> _WHAT THE TASK REQUIRES_
Pull every line of the entries that has the word "Stew".

> _Extracted data entries_
··········
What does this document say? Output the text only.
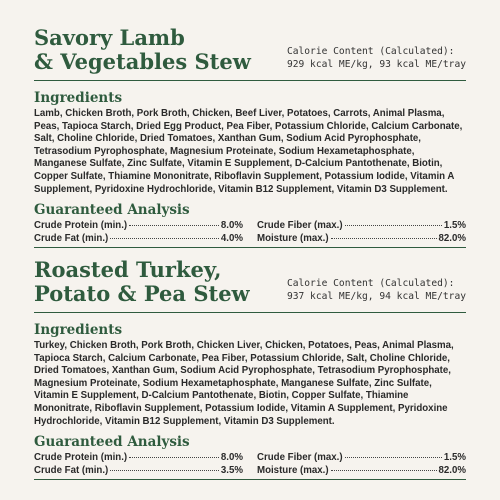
Savory Lamb
& Vegetables Stew	Calorie Content (Calculated):
929 kcal ME/kg, 93 kcal ME/tray
Ingredients

Lamb, Chicken Broth, Pork Broth, Chicken, Beef Liver, Potatoes, Carrots, Animal Plasma, Peas, Tapioca Starch, Dried Egg Product, Pea Fiber, Potassium Chloride, Calcium Carbonate, Salt, Choline Chloride, Dried Tomatoes, Xanthan Gum, Sodium Acid Pyrophosphate, Tetrasodium Pyrophosphate, Magnesium Proteinate, Sodium Hexametaphosphate, Manganese Sulfate, Zinc Sulfate, Vitamin E Supplement, D-Calcium Pantothenate, Biotin, Copper Sulfate, Thiamine Mononitrate, Riboflavin Supplement, Potassium Iodide, Vitamin A Supplement, Pyridoxine Hydrochloride, Vitamin B12 Supplement, Vitamin D3 Supplement.

Guaranteed Analysis
Crude Protein (min.)	8.0% Crude Fiber (max.)	1.5%
Crude Fat (min.)	4.0% Moisture (max.)	82.0%
Roasted Turkey,
Potato & Pea Stew	Calorie Content (Calculated):
937 kcal ME/kg, 94 kcal ME/tray
Ingredients

Turkey, Chicken Broth, Pork Broth, Chicken Liver, Chicken, Potatoes, Peas, Animal Plasma, Tapioca Starch, Calcium Carbonate, Pea Fiber, Potassium Chloride, Salt, Choline Chloride, Dried Tomatoes, Xanthan Gum, Sodium Acid Pyrophosphate, Tetrasodium Pyrophosphate, Magnesium Proteinate, Sodium Hexametaphosphate, Manganese Sulfate, Zinc Sulfate, Vitamin E Supplement, D-Calcium Pantothenate, Biotin, Copper Sulfate, Thiamine Mononitrate, Riboflavin Supplement, Potassium Iodide, Vitamin A Supplement, Pyridoxine Hydrochloride, Vitamin B12 Supplement, Vitamin D3 Supplement.

Guaranteed Analysis
Crude Protein (min.)	8.0% Crude Fiber (max.)	1.5%
Crude Fat (min.)	3.5% Moisture (max.)	82.0%
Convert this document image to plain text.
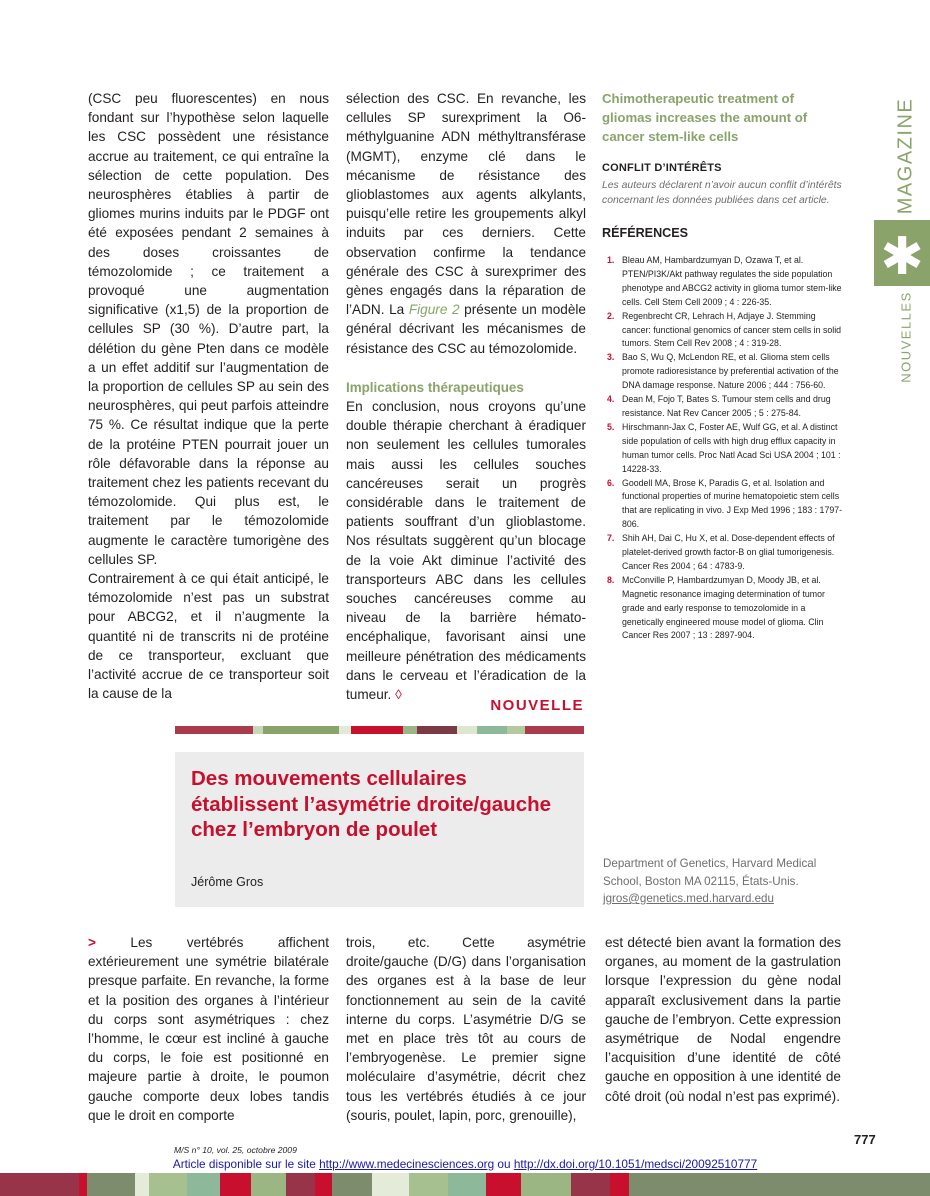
(CSC peu fluorescentes) en nous fondant sur l’hypothèse selon laquelle les CSC possèdent une résistance accrue au traitement, ce qui entraîne la sélection de cette population. Des neurosphères établies à partir de gliomes murins induits par le PDGF ont été exposées pendant 2 semaines à des doses croissantes de témozolomide ; ce traitement a provoqué une augmentation significative (x1,5) de la proportion de cellules SP (30 %). D’autre part, la délétion du gène Pten dans ce modèle a un effet additif sur l’augmentation de la proportion de cellules SP au sein des neurosphères, qui peut parfois atteindre 75 %. Ce résultat indique que la perte de la protéine PTEN pourrait jouer un rôle défavorable dans la réponse au traitement chez les patients recevant du témozolomide. Qui plus est, le traitement par le témozolomide augmente le caractère tumorigène des cellules SP.

Contrairement à ce qui était anticipé, le témozolomide n’est pas un substrat pour ABCG2, et il n’augmente la quantité ni de transcrits ni de protéine de ce transporteur, excluant que l’activité accrue de ce transporteur soit la cause de la

sélection des CSC. En revanche, les cellules SP surexpriment la O6-méthylguanine ADN méthyltransférase (MGMT), enzyme clé dans le mécanisme de résistance des glioblastomes aux agents alkylants, puisqu’elle retire les groupements alkyl induits par ces derniers. Cette observation confirme la tendance générale des CSC à surexprimer des gènes engagés dans la réparation de l’ADN. La Figure 2 présente un modèle général décrivant les mécanismes de résistance des CSC au témozolomide.

Implications thérapeutiques

En conclusion, nous croyons qu’une double thérapie cherchant à éradiquer non seulement les cellules tumorales mais aussi les cellules souches cancéreuses serait un progrès considérable dans le traitement de patients souffrant d’un glioblastome. Nos résultats suggèrent qu’un blocage de la voie Akt diminue l’activité des transporteurs ABC dans les cellules souches cancéreuses comme au niveau de la barrière hémato-encéphalique, favorisant ainsi une meilleure pénétration des médicaments dans le cerveau et l’éradication de la tumeur. ◊

Chimotherapeutic treatment of gliomas increases the amount of cancer stem-like cells
CONFLIT D’INTÉRÊTS
Les auteurs déclarent n’avoir aucun conflit d’intérêts concernant les données publiées dans cet article.
RÉFÉRENCES
1. Bleau AM, Hambardzumyan D, Ozawa T, et al. PTEN/PI3K/Akt pathway regulates the side population phenotype and ABCG2 activity in glioma tumor stem-like cells. Cell Stem Cell 2009 ; 4 : 226-35.
2. Regenbrecht CR, Lehrach H, Adjaye J. Stemming cancer: functional genomics of cancer stem cells in solid tumors. Stem Cell Rev 2008 ; 4 : 319-28.
3. Bao S, Wu Q, McLendon RE, et al. Glioma stem cells promote radioresistance by preferential activation of the DNA damage response. Nature 2006 ; 444 : 756-60.
4. Dean M, Fojo T, Bates S. Tumour stem cells and drug resistance. Nat Rev Cancer 2005 ; 5 : 275-84.
5. Hirschmann-Jax C, Foster AE, Wulf GG, et al. A distinct side population of cells with high drug efflux capacity in human tumor cells. Proc Natl Acad Sci USA 2004 ; 101 : 14228-33.
6. Goodell MA, Brose K, Paradis G, et al. Isolation and functional properties of murine hematopoietic stem cells that are replicating in vivo. J Exp Med 1996 ; 183 : 1797-806.
7. Shih AH, Dai C, Hu X, et al. Dose-dependent effects of platelet-derived growth factor-B on glial tumorigenesis. Cancer Res 2004 ; 64 : 4783-9.
8. McConville P, Hambardzumyan D, Moody JB, et al. Magnetic resonance imaging determination of tumor grade and early response to temozolomide in a genetically engineered mouse model of glioma. Clin Cancer Res 2007 ; 13 : 2897-904.
MAGAZINE
✱
NOUVELLES
NOUVELLE
Des mouvements cellulaires établissent l’asymétrie droite/gauche chez l’embryon de poulet
Jérôme Gros
Department of Genetics, Harvard Medical School, Boston MA 02115, États-Unis.
jgros@genetics.med.harvard.edu

>	Les vertébrés affichent extérieurement une symétrie bilatérale presque parfaite. En revanche, la forme et la position des organes à l’intérieur du corps sont asymétriques : chez l’homme, le cœur est incliné à gauche du corps, le foie est positionné en majeure partie à droite, le poumon gauche comporte deux lobes tandis que le droit en comporte

trois, etc. Cette asymétrie droite/gauche (D/G) dans l’organisation des organes est à la base de leur fonctionnement au sein de la cavité interne du corps. L’asymétrie D/G se met en place très tôt au cours de l’embryogenèse. Le premier signe moléculaire d’asymétrie, décrit chez tous les vertébrés étudiés à ce jour (souris, poulet, lapin, porc, grenouille),

est détecté bien avant la formation des organes, au moment de la gastrulation lorsque l’expression du gène nodal apparaît exclusivement dans la partie gauche de l’embryon. Cette expression asymétrique de Nodal engendre l’acquisition d’une identité de côté gauche en opposition à une identité de côté droit (où nodal n’est pas exprimé).

777
M/S n° 10, vol. 25, octobre 2009
Article disponible sur le site http://www.medecinesciences.org ou http://dx.doi.org/10.1051/medsci/20092510777
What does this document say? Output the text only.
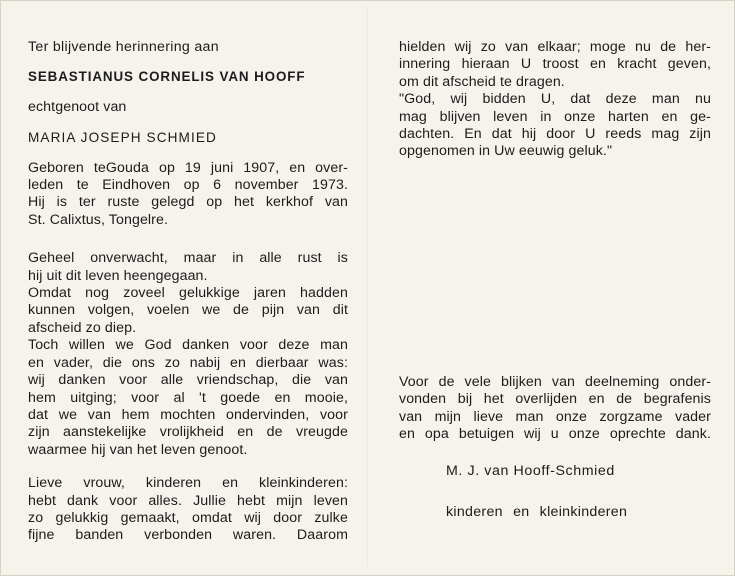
Ter blijvende herinnering aan
SEBASTIANUS CORNELIS VAN HOOFF
echtgenoot van
MARIA JOSEPH SCHMIED
Geboren teGouda op 19 juni 1907, en over-
leden te Eindhoven op 6 november 1973.
Hij is ter ruste gelegd op het kerkhof van
St. Calixtus, Tongelre.
Geheel onverwacht, maar in alle rust is
hij uit dit leven heengegaan.
Omdat nog zoveel gelukkige jaren hadden
kunnen volgen, voelen we de pijn van dit
afscheid zo diep.
Toch willen we God danken voor deze man
en vader, die ons zo nabij en dierbaar was:
wij danken voor alle vriendschap, die van
hem uitging; voor al 't goede en mooie,
dat we van hem mochten ondervinden, voor
zijn aanstekelijke vrolijkheid en de vreugde
waarmee hij van het leven genoot.
Lieve vrouw, kinderen en kleinkinderen:
hebt dank voor alles. Jullie hebt mijn leven
zo gelukkig gemaakt, omdat wij door zulke
fijne banden verbonden waren. Daarom
hielden wij zo van elkaar; moge nu de her-
innering hieraan U troost en kracht geven,
om dit afscheid te dragen.
"God, wij bidden U, dat deze man nu
mag blijven leven in onze harten en ge-
dachten. En dat hij door U reeds mag zijn
opgenomen in Uw eeuwig geluk."
Voor de vele blijken van deelneming onder-
vonden bij het overlijden en de begrafenis
van mijn lieve man onze zorgzame vader
en opa betuigen wij u onze oprechte dank.
M. J. van Hooff-Schmied
kinderen en kleinkinderen
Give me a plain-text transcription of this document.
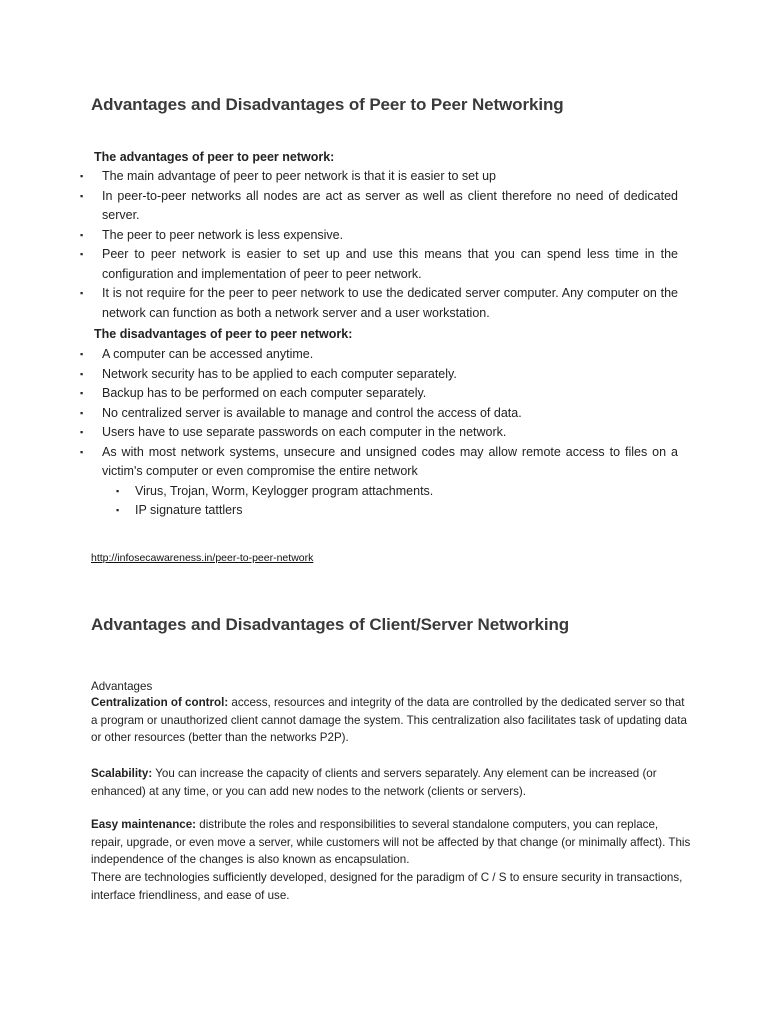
Advantages and Disadvantages of Peer to Peer Networking
The advantages of peer to peer network:
▪ The main advantage of peer to peer network is that it is easier to set up
▪ In peer-to-peer networks all nodes are act as server as well as client therefore no need of dedicated server.
▪ The peer to peer network is less expensive.
▪ Peer to peer network is easier to set up and use this means that you can spend less time in the configuration and implementation of peer to peer network.
▪ It is not require for the peer to peer network to use the dedicated server computer. Any computer on the network can function as both a network server and a user workstation.
The disadvantages of peer to peer network:
▪ A computer can be accessed anytime.
▪ Network security has to be applied to each computer separately.
▪ Backup has to be performed on each computer separately.
▪ No centralized server is available to manage and control the access of data.
▪ Users have to use separate passwords on each computer in the network.
▪ As with most network systems, unsecure and unsigned codes may allow remote access to files on a victim's computer or even compromise the entire network
▪ Virus, Trojan, Worm, Keylogger program attachments.
▪ IP signature tattlers
http://infosecawareness.in/peer-to-peer-network
Advantages and Disadvantages of Client/Server Networking

Advantages

Centralization of control: access, resources and integrity of the data are controlled by the dedicated server so that a program or unauthorized client cannot damage the system. This centralization also facilitates task of updating data or other resources (better than the networks P2P).

Scalability: You can increase the capacity of clients and servers separately. Any element can be increased (or enhanced) at any time, or you can add new nodes to the network (clients or servers).

Easy maintenance: distribute the roles and responsibilities to several standalone computers, you can replace, repair, upgrade, or even move a server, while customers will not be affected by that change (or minimally affect). This independence of the changes is also known as encapsulation.

There are technologies sufficiently developed, designed for the paradigm of C / S to ensure security in transactions, interface friendliness, and ease of use.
··········
> _TASK RESULT_
& Vegetables Stew	Calorie Content (Calculated):
Potato & Pea Stew	Calorie Content (Calculated):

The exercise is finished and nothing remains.